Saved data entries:
-- -- --

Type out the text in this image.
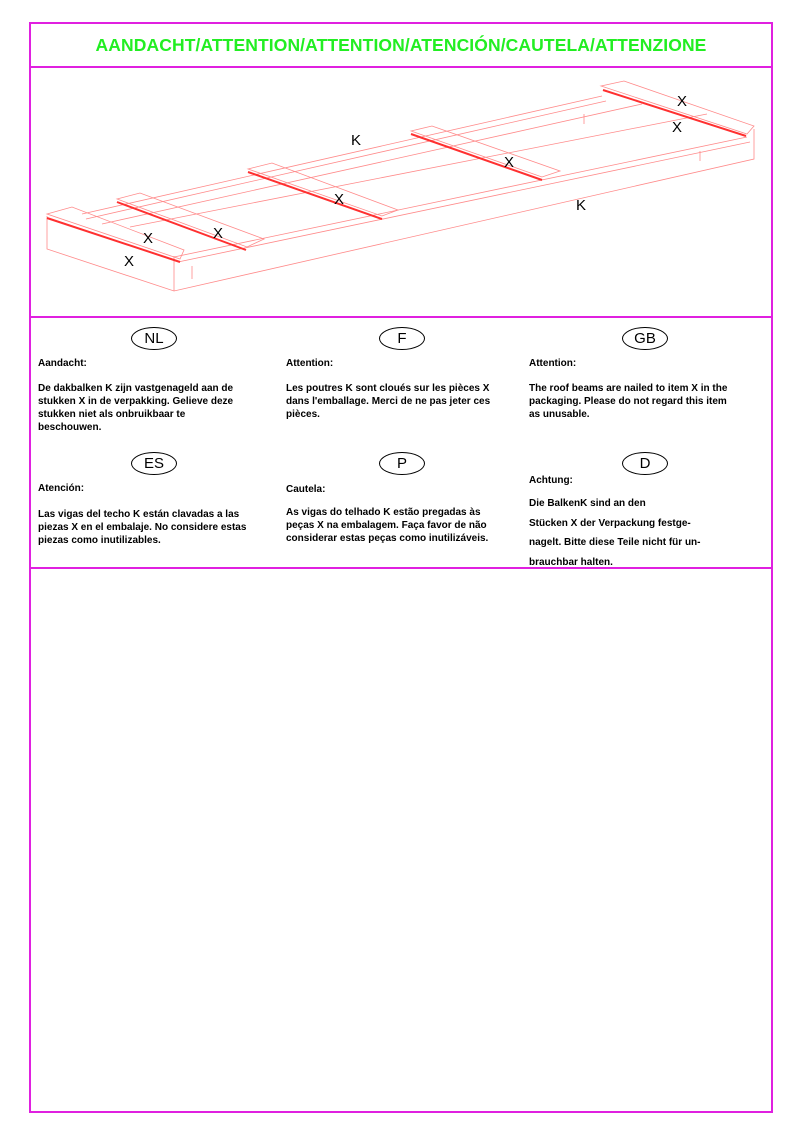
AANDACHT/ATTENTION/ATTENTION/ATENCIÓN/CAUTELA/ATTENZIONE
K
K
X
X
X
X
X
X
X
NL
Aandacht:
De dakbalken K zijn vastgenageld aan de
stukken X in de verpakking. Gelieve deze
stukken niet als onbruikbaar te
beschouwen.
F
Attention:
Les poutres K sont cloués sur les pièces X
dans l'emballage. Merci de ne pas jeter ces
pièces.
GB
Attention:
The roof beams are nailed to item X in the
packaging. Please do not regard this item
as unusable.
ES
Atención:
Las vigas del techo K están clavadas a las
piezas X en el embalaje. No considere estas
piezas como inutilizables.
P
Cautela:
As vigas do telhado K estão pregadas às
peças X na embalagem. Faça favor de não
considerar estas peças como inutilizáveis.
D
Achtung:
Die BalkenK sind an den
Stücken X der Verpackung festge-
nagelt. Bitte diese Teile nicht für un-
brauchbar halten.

-- -- --

**Goal**:
Every line of the listing that holds "como" should be found and copied.

**Final result**:
piezas como inutilizables.
considerar estas peças como inutilizáveis.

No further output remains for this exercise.